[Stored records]
*****

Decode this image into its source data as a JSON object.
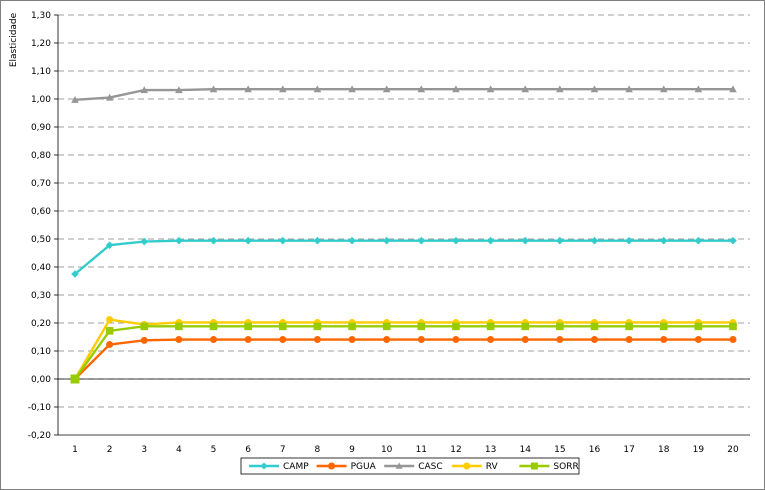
{
  "chart_data": {
    "type": "line",
    "title": "",
    "xlabel": "",
    "ylabel": "Elasticidade",
    "ylim": [
      -0.2,
      1.3
    ],
    "y_step": 0.1,
    "grid": "horizontal-dashed",
    "legend_position": "bottom",
    "x": [
      "1",
      "2",
      "3",
      "4",
      "5",
      "6",
      "7",
      "8",
      "9",
      "10",
      "11",
      "12",
      "13",
      "14",
      "15",
      "16",
      "17",
      "18",
      "19",
      "20"
    ],
    "y_ticks": [
      "-0,20",
      "-0,10",
      "0,00",
      "0,10",
      "0,20",
      "0,30",
      "0,40",
      "0,50",
      "0,60",
      "0,70",
      "0,80",
      "0,90",
      "1,00",
      "1,10",
      "1,20",
      "1,30"
    ],
    "series": [
      {
        "name": "CAMP",
        "color": "#33CCCC",
        "marker": "diamond",
        "values": [
          0.375,
          0.478,
          0.491,
          0.494,
          0.494,
          0.494,
          0.494,
          0.494,
          0.494,
          0.494,
          0.494,
          0.494,
          0.494,
          0.494,
          0.494,
          0.494,
          0.494,
          0.494,
          0.494,
          0.494
        ]
      },
      {
        "name": "PGUA",
        "color": "#FF6600",
        "marker": "circle",
        "values": [
          0.0,
          0.123,
          0.138,
          0.141,
          0.141,
          0.141,
          0.141,
          0.141,
          0.141,
          0.141,
          0.141,
          0.141,
          0.141,
          0.141,
          0.141,
          0.141,
          0.141,
          0.141,
          0.141,
          0.141
        ]
      },
      {
        "name": "CASC",
        "color": "#969696",
        "marker": "triangle",
        "values": [
          0.997,
          1.005,
          1.032,
          1.032,
          1.035,
          1.035,
          1.035,
          1.035,
          1.035,
          1.035,
          1.035,
          1.035,
          1.035,
          1.035,
          1.035,
          1.035,
          1.035,
          1.035,
          1.035,
          1.035
        ]
      },
      {
        "name": "RV",
        "color": "#FFCC00",
        "marker": "circle",
        "values": [
          0.0,
          0.212,
          0.195,
          0.202,
          0.202,
          0.202,
          0.202,
          0.202,
          0.202,
          0.202,
          0.202,
          0.202,
          0.202,
          0.202,
          0.202,
          0.202,
          0.202,
          0.202,
          0.202,
          0.202
        ]
      },
      {
        "name": "SORR",
        "color": "#99CC00",
        "marker": "square",
        "values": [
          0.0,
          0.172,
          0.188,
          0.188,
          0.188,
          0.188,
          0.188,
          0.188,
          0.188,
          0.188,
          0.188,
          0.188,
          0.188,
          0.188,
          0.188,
          0.188,
          0.188,
          0.188,
          0.188,
          0.188
        ]
      }
    ]
  }
}
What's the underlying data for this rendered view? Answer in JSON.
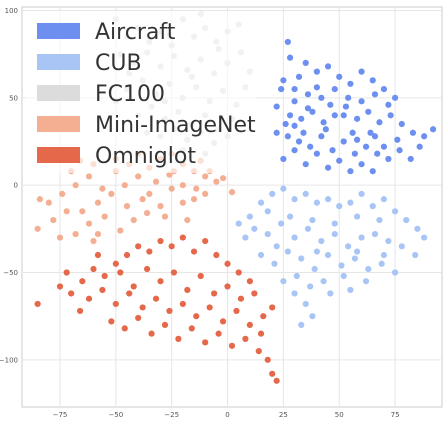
{
  "chart_data": {
    "type": "scatter",
    "title": "",
    "xlabel": "",
    "ylabel": "",
    "xlim": [
      -92,
      96
    ],
    "ylim": [
      -127,
      102
    ],
    "grid": true,
    "legend_placement": "top-left",
    "x_ticks": [
      -75,
      -50,
      -25,
      0,
      25,
      50,
      75
    ],
    "y_ticks": [
      100,
      50,
      0,
      -50,
      -100
    ],
    "x_tick_labels": [
      "−75",
      "−50",
      "−25",
      "0",
      "25",
      "50",
      "75"
    ],
    "y_tick_labels": [
      "100",
      "50",
      "0",
      "−50",
      "−100"
    ],
    "series": [
      {
        "name": "Aircraft",
        "color": "#6c8ff0",
        "points": [
          [
            27,
            82
          ],
          [
            28,
            73
          ],
          [
            25,
            60
          ],
          [
            30,
            55
          ],
          [
            32,
            62
          ],
          [
            35,
            70
          ],
          [
            40,
            65
          ],
          [
            45,
            68
          ],
          [
            50,
            62
          ],
          [
            55,
            58
          ],
          [
            60,
            65
          ],
          [
            65,
            60
          ],
          [
            70,
            55
          ],
          [
            75,
            50
          ],
          [
            22,
            45
          ],
          [
            28,
            40
          ],
          [
            33,
            38
          ],
          [
            38,
            42
          ],
          [
            43,
            36
          ],
          [
            48,
            40
          ],
          [
            53,
            45
          ],
          [
            58,
            38
          ],
          [
            63,
            42
          ],
          [
            68,
            36
          ],
          [
            73,
            40
          ],
          [
            78,
            35
          ],
          [
            83,
            30
          ],
          [
            88,
            28
          ],
          [
            92,
            32
          ],
          [
            22,
            30
          ],
          [
            27,
            28
          ],
          [
            32,
            25
          ],
          [
            37,
            22
          ],
          [
            42,
            28
          ],
          [
            47,
            20
          ],
          [
            52,
            25
          ],
          [
            57,
            18
          ],
          [
            62,
            22
          ],
          [
            67,
            18
          ],
          [
            72,
            15
          ],
          [
            77,
            20
          ],
          [
            82,
            15
          ],
          [
            86,
            22
          ],
          [
            25,
            15
          ],
          [
            30,
            20
          ],
          [
            35,
            12
          ],
          [
            40,
            18
          ],
          [
            45,
            10
          ],
          [
            50,
            14
          ],
          [
            55,
            8
          ],
          [
            60,
            12
          ],
          [
            65,
            8
          ],
          [
            24,
            55
          ],
          [
            30,
            48
          ],
          [
            36,
            52
          ],
          [
            42,
            50
          ],
          [
            48,
            55
          ],
          [
            54,
            50
          ],
          [
            60,
            48
          ],
          [
            66,
            52
          ],
          [
            72,
            46
          ],
          [
            26,
            35
          ],
          [
            34,
            30
          ],
          [
            44,
            32
          ],
          [
            56,
            30
          ],
          [
            66,
            28
          ],
          [
            76,
            26
          ],
          [
            40,
            56
          ],
          [
            52,
            40
          ],
          [
            64,
            30
          ],
          [
            70,
            22
          ],
          [
            58,
            26
          ],
          [
            46,
            46
          ],
          [
            36,
            44
          ],
          [
            30,
            34
          ]
        ]
      },
      {
        "name": "CUB",
        "color": "#a9c5f5",
        "points": [
          [
            10,
            -18
          ],
          [
            15,
            -10
          ],
          [
            20,
            -5
          ],
          [
            25,
            -2
          ],
          [
            30,
            -8
          ],
          [
            35,
            -5
          ],
          [
            40,
            -10
          ],
          [
            45,
            -8
          ],
          [
            50,
            -12
          ],
          [
            55,
            -10
          ],
          [
            60,
            -5
          ],
          [
            65,
            -12
          ],
          [
            70,
            -8
          ],
          [
            75,
            -15
          ],
          [
            80,
            -20
          ],
          [
            85,
            -25
          ],
          [
            88,
            -30
          ],
          [
            12,
            -25
          ],
          [
            18,
            -28
          ],
          [
            24,
            -22
          ],
          [
            30,
            -30
          ],
          [
            36,
            -25
          ],
          [
            42,
            -32
          ],
          [
            48,
            -28
          ],
          [
            54,
            -35
          ],
          [
            60,
            -30
          ],
          [
            66,
            -28
          ],
          [
            72,
            -32
          ],
          [
            78,
            -35
          ],
          [
            84,
            -40
          ],
          [
            15,
            -40
          ],
          [
            21,
            -45
          ],
          [
            27,
            -38
          ],
          [
            33,
            -42
          ],
          [
            39,
            -48
          ],
          [
            45,
            -40
          ],
          [
            51,
            -46
          ],
          [
            57,
            -42
          ],
          [
            63,
            -48
          ],
          [
            69,
            -45
          ],
          [
            75,
            -50
          ],
          [
            25,
            -55
          ],
          [
            31,
            -52
          ],
          [
            37,
            -58
          ],
          [
            43,
            -55
          ],
          [
            30,
            -62
          ],
          [
            35,
            -68
          ],
          [
            38,
            -75
          ],
          [
            33,
            -80
          ],
          [
            5,
            -22
          ],
          [
            8,
            -30
          ],
          [
            18,
            -15
          ],
          [
            28,
            -18
          ],
          [
            38,
            -20
          ],
          [
            48,
            -22
          ],
          [
            58,
            -18
          ],
          [
            68,
            -20
          ],
          [
            22,
            -35
          ],
          [
            40,
            -38
          ],
          [
            58,
            -38
          ],
          [
            70,
            -40
          ],
          [
            62,
            -55
          ],
          [
            55,
            -60
          ],
          [
            46,
            -62
          ],
          [
            52,
            -52
          ]
        ]
      },
      {
        "name": "FC100",
        "color": "#dcdcdc",
        "points": [
          [
            -50,
            95
          ],
          [
            -45,
            85
          ],
          [
            -40,
            90
          ],
          [
            -35,
            82
          ],
          [
            -30,
            88
          ],
          [
            -25,
            80
          ],
          [
            -20,
            95
          ],
          [
            -15,
            85
          ],
          [
            -10,
            90
          ],
          [
            -5,
            82
          ],
          [
            0,
            88
          ],
          [
            5,
            92
          ],
          [
            -48,
            75
          ],
          [
            -42,
            70
          ],
          [
            -36,
            76
          ],
          [
            -30,
            68
          ],
          [
            -24,
            74
          ],
          [
            -18,
            66
          ],
          [
            -12,
            72
          ],
          [
            -6,
            64
          ],
          [
            0,
            70
          ],
          [
            6,
            76
          ],
          [
            10,
            65
          ],
          [
            -45,
            55
          ],
          [
            -38,
            60
          ],
          [
            -32,
            52
          ],
          [
            -26,
            58
          ],
          [
            -20,
            50
          ],
          [
            -14,
            56
          ],
          [
            -8,
            48
          ],
          [
            -2,
            54
          ],
          [
            4,
            46
          ],
          [
            -40,
            40
          ],
          [
            -34,
            45
          ],
          [
            -28,
            38
          ],
          [
            -22,
            42
          ],
          [
            -16,
            35
          ],
          [
            -10,
            40
          ],
          [
            -4,
            32
          ],
          [
            2,
            38
          ],
          [
            -30,
            28
          ],
          [
            -24,
            32
          ],
          [
            -18,
            26
          ],
          [
            -12,
            30
          ],
          [
            -6,
            24
          ],
          [
            0,
            28
          ],
          [
            -20,
            20
          ],
          [
            -10,
            18
          ],
          [
            -28,
            48
          ],
          [
            -16,
            62
          ],
          [
            -4,
            78
          ],
          [
            8,
            56
          ],
          [
            -44,
            64
          ],
          [
            -50,
            48
          ],
          [
            -36,
            30
          ],
          [
            -26,
            86
          ],
          [
            -12,
            98
          ]
        ]
      },
      {
        "name": "Mini-ImageNet",
        "color": "#f4ae92",
        "points": [
          [
            -85,
            -25
          ],
          [
            -78,
            -20
          ],
          [
            -72,
            -15
          ],
          [
            -68,
            -28
          ],
          [
            -62,
            -22
          ],
          [
            -58,
            -10
          ],
          [
            -52,
            -5
          ],
          [
            -46,
            0
          ],
          [
            -40,
            5
          ],
          [
            -35,
            10
          ],
          [
            -30,
            15
          ],
          [
            -25,
            18
          ],
          [
            -20,
            12
          ],
          [
            -15,
            8
          ],
          [
            -10,
            5
          ],
          [
            -5,
            2
          ],
          [
            -80,
            -10
          ],
          [
            -74,
            -5
          ],
          [
            -68,
            0
          ],
          [
            -62,
            5
          ],
          [
            -56,
            -2
          ],
          [
            -50,
            8
          ],
          [
            -44,
            12
          ],
          [
            -38,
            -8
          ],
          [
            -32,
            2
          ],
          [
            -26,
            6
          ],
          [
            -20,
            0
          ],
          [
            -14,
            -2
          ],
          [
            -8,
            8
          ],
          [
            -2,
            4
          ],
          [
            -65,
            -15
          ],
          [
            -55,
            -18
          ],
          [
            -45,
            -12
          ],
          [
            -35,
            -5
          ],
          [
            -25,
            -2
          ],
          [
            -15,
            -8
          ],
          [
            -70,
            8
          ],
          [
            -60,
            12
          ],
          [
            -50,
            15
          ],
          [
            -40,
            18
          ],
          [
            -30,
            -12
          ],
          [
            -20,
            -10
          ],
          [
            -10,
            -5
          ],
          [
            -75,
            -30
          ],
          [
            -58,
            -28
          ],
          [
            -42,
            -20
          ],
          [
            -28,
            -18
          ],
          [
            -18,
            -20
          ],
          [
            -60,
            -32
          ],
          [
            -48,
            -26
          ],
          [
            -36,
            -16
          ],
          [
            -24,
            8
          ],
          [
            -12,
            14
          ],
          [
            2,
            -4
          ],
          [
            -84,
            -8
          ],
          [
            -66,
            14
          ]
        ]
      },
      {
        "name": "Omniglot",
        "color": "#e5684a",
        "points": [
          [
            -85,
            -68
          ],
          [
            -75,
            -58
          ],
          [
            -70,
            -62
          ],
          [
            -65,
            -55
          ],
          [
            -60,
            -48
          ],
          [
            -55,
            -52
          ],
          [
            -50,
            -45
          ],
          [
            -45,
            -40
          ],
          [
            -40,
            -35
          ],
          [
            -35,
            -38
          ],
          [
            -30,
            -32
          ],
          [
            -25,
            -35
          ],
          [
            -20,
            -30
          ],
          [
            -15,
            -38
          ],
          [
            -10,
            -32
          ],
          [
            -5,
            -40
          ],
          [
            0,
            -45
          ],
          [
            5,
            -50
          ],
          [
            10,
            -55
          ],
          [
            -62,
            -65
          ],
          [
            -56,
            -60
          ],
          [
            -50,
            -68
          ],
          [
            -44,
            -62
          ],
          [
            -38,
            -70
          ],
          [
            -32,
            -65
          ],
          [
            -26,
            -72
          ],
          [
            -20,
            -68
          ],
          [
            -14,
            -75
          ],
          [
            -8,
            -70
          ],
          [
            -2,
            -78
          ],
          [
            4,
            -72
          ],
          [
            10,
            -80
          ],
          [
            16,
            -75
          ],
          [
            20,
            -70
          ],
          [
            -52,
            -78
          ],
          [
            -46,
            -82
          ],
          [
            -40,
            -76
          ],
          [
            -34,
            -85
          ],
          [
            -28,
            -80
          ],
          [
            -22,
            -88
          ],
          [
            -16,
            -82
          ],
          [
            -10,
            -90
          ],
          [
            -4,
            -85
          ],
          [
            2,
            -92
          ],
          [
            8,
            -88
          ],
          [
            14,
            -95
          ],
          [
            18,
            -100
          ],
          [
            20,
            -108
          ],
          [
            22,
            -112
          ],
          [
            -58,
            -40
          ],
          [
            -48,
            -50
          ],
          [
            -36,
            -48
          ],
          [
            -24,
            -50
          ],
          [
            -12,
            -52
          ],
          [
            0,
            -58
          ],
          [
            -30,
            -55
          ],
          [
            -18,
            -60
          ],
          [
            -6,
            -62
          ],
          [
            6,
            -65
          ],
          [
            -42,
            -58
          ],
          [
            -66,
            -72
          ],
          [
            -72,
            -50
          ],
          [
            12,
            -62
          ],
          [
            15,
            -85
          ]
        ]
      }
    ]
  }
}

*****

• **Task details**:
Gather from the entries above all lines that include the string "JSON".

• **The solution**:
Decode this image into its source data as a JSON object.
What's the underlying data for this rendered view? Answer in JSON.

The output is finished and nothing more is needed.